# Supplied records
========================================================================
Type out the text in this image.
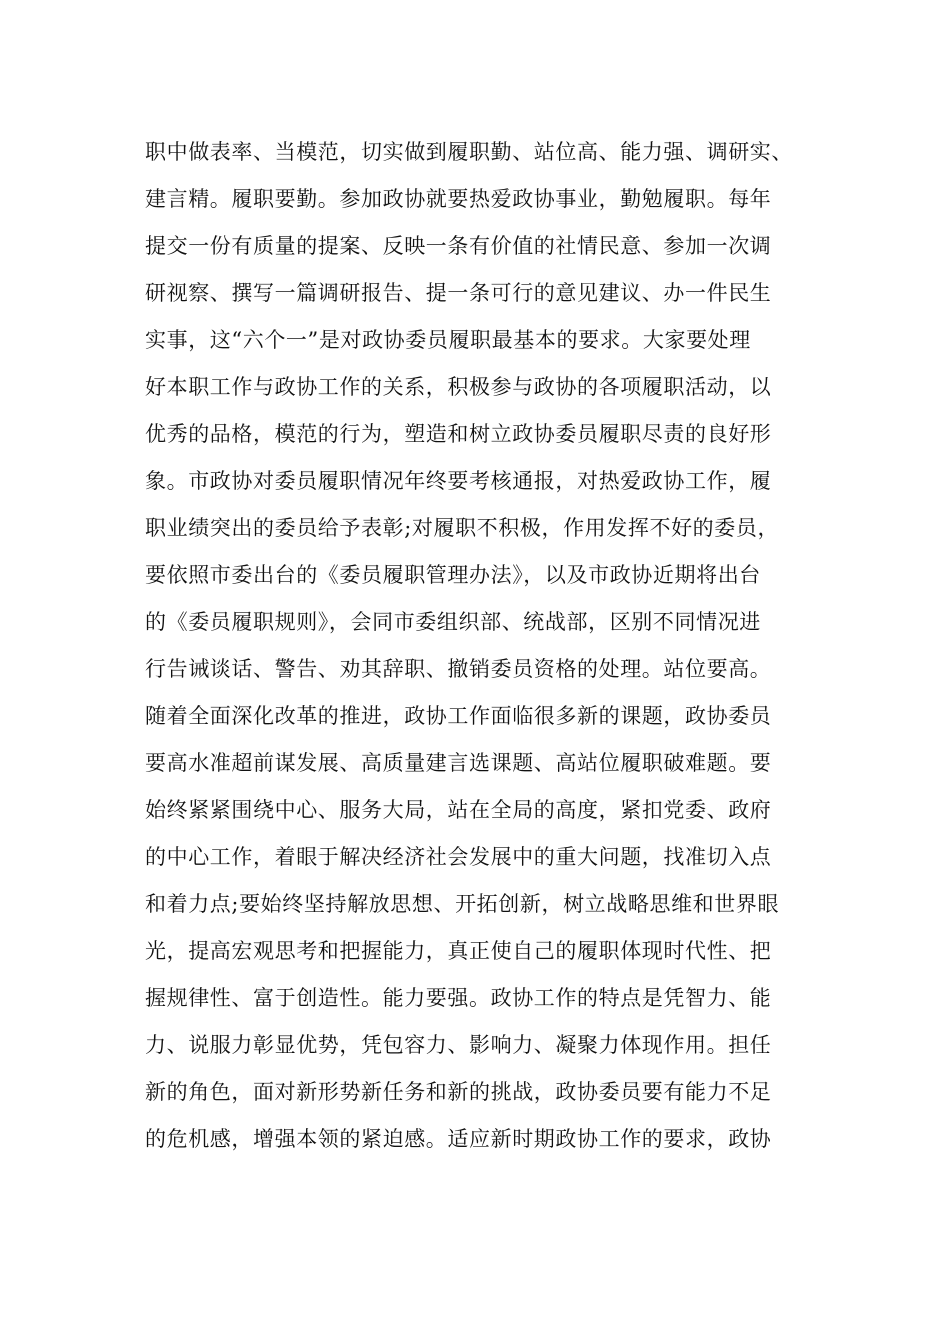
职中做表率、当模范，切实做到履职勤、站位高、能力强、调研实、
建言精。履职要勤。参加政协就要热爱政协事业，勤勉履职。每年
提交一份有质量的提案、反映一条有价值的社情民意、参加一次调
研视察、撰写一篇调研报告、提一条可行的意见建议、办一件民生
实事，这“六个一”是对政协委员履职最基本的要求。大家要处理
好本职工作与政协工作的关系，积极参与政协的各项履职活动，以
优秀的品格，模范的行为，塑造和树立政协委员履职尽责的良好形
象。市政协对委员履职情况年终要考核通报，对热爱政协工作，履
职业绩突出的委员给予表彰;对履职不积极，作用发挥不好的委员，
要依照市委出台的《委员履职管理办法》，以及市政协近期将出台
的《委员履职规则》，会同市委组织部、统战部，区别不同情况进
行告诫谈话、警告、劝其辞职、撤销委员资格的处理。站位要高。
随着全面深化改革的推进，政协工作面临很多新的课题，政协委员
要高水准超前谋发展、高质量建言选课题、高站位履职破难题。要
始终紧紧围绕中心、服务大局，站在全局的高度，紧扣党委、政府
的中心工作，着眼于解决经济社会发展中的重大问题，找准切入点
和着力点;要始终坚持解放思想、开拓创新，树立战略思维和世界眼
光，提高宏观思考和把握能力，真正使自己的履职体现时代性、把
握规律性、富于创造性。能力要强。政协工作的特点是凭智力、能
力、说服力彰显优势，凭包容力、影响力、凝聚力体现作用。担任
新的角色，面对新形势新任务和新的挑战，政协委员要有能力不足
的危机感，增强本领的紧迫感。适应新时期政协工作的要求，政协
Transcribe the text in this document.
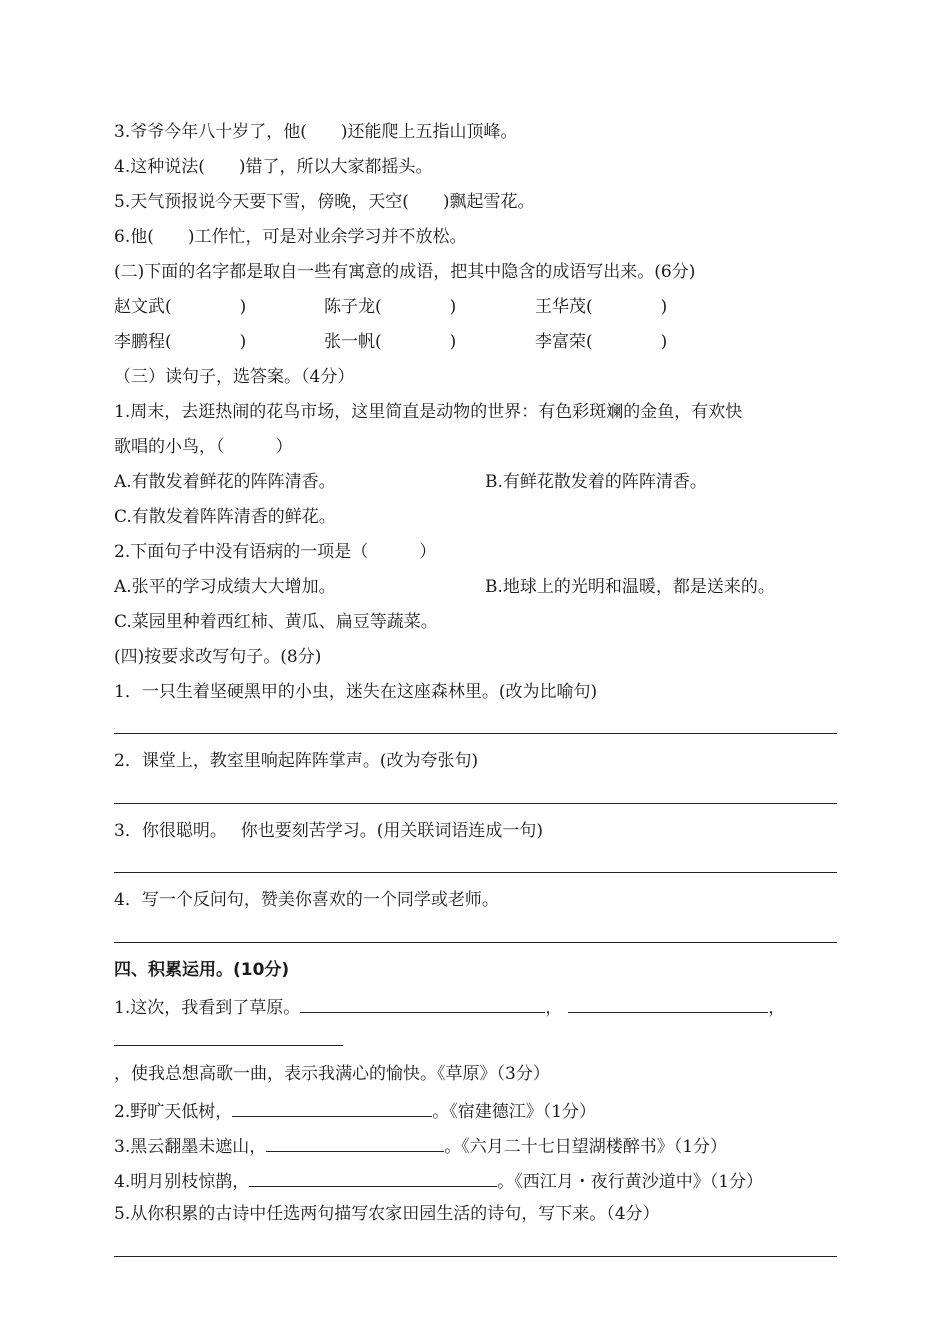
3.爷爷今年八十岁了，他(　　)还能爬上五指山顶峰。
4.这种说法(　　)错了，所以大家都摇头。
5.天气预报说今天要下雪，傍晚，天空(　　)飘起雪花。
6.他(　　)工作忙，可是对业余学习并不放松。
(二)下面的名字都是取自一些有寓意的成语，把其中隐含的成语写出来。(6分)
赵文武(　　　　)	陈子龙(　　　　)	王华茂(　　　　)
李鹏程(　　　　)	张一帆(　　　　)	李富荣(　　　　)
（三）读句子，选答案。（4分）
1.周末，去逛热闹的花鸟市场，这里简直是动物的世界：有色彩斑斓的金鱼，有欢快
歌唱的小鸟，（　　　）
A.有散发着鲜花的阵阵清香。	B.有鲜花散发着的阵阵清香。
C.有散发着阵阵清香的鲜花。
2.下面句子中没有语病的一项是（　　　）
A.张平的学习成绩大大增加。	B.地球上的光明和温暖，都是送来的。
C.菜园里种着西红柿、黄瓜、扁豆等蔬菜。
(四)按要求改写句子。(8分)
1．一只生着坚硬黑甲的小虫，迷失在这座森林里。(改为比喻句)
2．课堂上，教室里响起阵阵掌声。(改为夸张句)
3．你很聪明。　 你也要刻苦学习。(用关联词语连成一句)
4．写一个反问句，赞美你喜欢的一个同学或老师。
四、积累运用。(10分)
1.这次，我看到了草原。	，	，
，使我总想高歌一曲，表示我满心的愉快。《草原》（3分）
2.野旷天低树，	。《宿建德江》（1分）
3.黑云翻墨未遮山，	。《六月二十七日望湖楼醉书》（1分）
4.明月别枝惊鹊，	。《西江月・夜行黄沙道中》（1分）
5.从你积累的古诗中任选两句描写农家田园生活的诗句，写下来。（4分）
========================================================================
# Goal of the exercise
Skip the pictures, then retype every line above exactly.

# Result of this exercise
Type out the text in this image.
职中做表率、当模范，切实做到履职勤、站位高、能力强、调研实、
建言精。履职要勤。参加政协就要热爱政协事业，勤勉履职。每年
提交一份有质量的提案、反映一条有价值的社情民意、参加一次调
研视察、撰写一篇调研报告、提一条可行的意见建议、办一件民生
实事，这“六个一”是对政协委员履职最基本的要求。大家要处理
好本职工作与政协工作的关系，积极参与政协的各项履职活动，以
优秀的品格，模范的行为，塑造和树立政协委员履职尽责的良好形
象。市政协对委员履职情况年终要考核通报，对热爱政协工作，履
职业绩突出的委员给予表彰;对履职不积极，作用发挥不好的委员，
要依照市委出台的《委员履职管理办法》，以及市政协近期将出台
的《委员履职规则》，会同市委组织部、统战部，区别不同情况进
行告诫谈话、警告、劝其辞职、撤销委员资格的处理。站位要高。
随着全面深化改革的推进，政协工作面临很多新的课题，政协委员
要高水准超前谋发展、高质量建言选课题、高站位履职破难题。要
始终紧紧围绕中心、服务大局，站在全局的高度，紧扣党委、政府
的中心工作，着眼于解决经济社会发展中的重大问题，找准切入点
和着力点;要始终坚持解放思想、开拓创新，树立战略思维和世界眼
光，提高宏观思考和把握能力，真正使自己的履职体现时代性、把
握规律性、富于创造性。能力要强。政协工作的特点是凭智力、能
力、说服力彰显优势，凭包容力、影响力、凝聚力体现作用。担任
新的角色，面对新形势新任务和新的挑战，政协委员要有能力不足
的危机感，增强本领的紧迫感。适应新时期政协工作的要求，政协
Transcribe the text in this document.
3.爷爷今年八十岁了，他(　　)还能爬上五指山顶峰。
4.这种说法(　　)错了，所以大家都摇头。
5.天气预报说今天要下雪，傍晚，天空(　　)飘起雪花。
6.他(　　)工作忙，可是对业余学习并不放松。
(二)下面的名字都是取自一些有寓意的成语，把其中隐含的成语写出来。(6分)
赵文武(　　　　)	陈子龙(　　　　)	王华茂(　　　　)
李鹏程(　　　　)	张一帆(　　　　)	李富荣(　　　　)
（三）读句子，选答案。（4分）
1.周末，去逛热闹的花鸟市场，这里简直是动物的世界：有色彩斑斓的金鱼，有欢快
歌唱的小鸟，（　　　）
A.有散发着鲜花的阵阵清香。	B.有鲜花散发着的阵阵清香。
C.有散发着阵阵清香的鲜花。
2.下面句子中没有语病的一项是（　　　）
A.张平的学习成绩大大增加。	B.地球上的光明和温暖，都是送来的。
C.菜园里种着西红柿、黄瓜、扁豆等蔬菜。
(四)按要求改写句子。(8分)
1．一只生着坚硬黑甲的小虫，迷失在这座森林里。(改为比喻句)
2．课堂上，教室里响起阵阵掌声。(改为夸张句)
3．你很聪明。　 你也要刻苦学习。(用关联词语连成一句)
4．写一个反问句，赞美你喜欢的一个同学或老师。
四、积累运用。(10分)
1.这次，我看到了草原。	，	，
，使我总想高歌一曲，表示我满心的愉快。《草原》（3分）
2.野旷天低树，	。《宿建德江》（1分）
3.黑云翻墨未遮山，	。《六月二十七日望湖楼醉书》（1分）
4.明月别枝惊鹊，	。《西江月・夜行黄沙道中》（1分）
5.从你积累的古诗中任选两句描写农家田园生活的诗句，写下来。（4分）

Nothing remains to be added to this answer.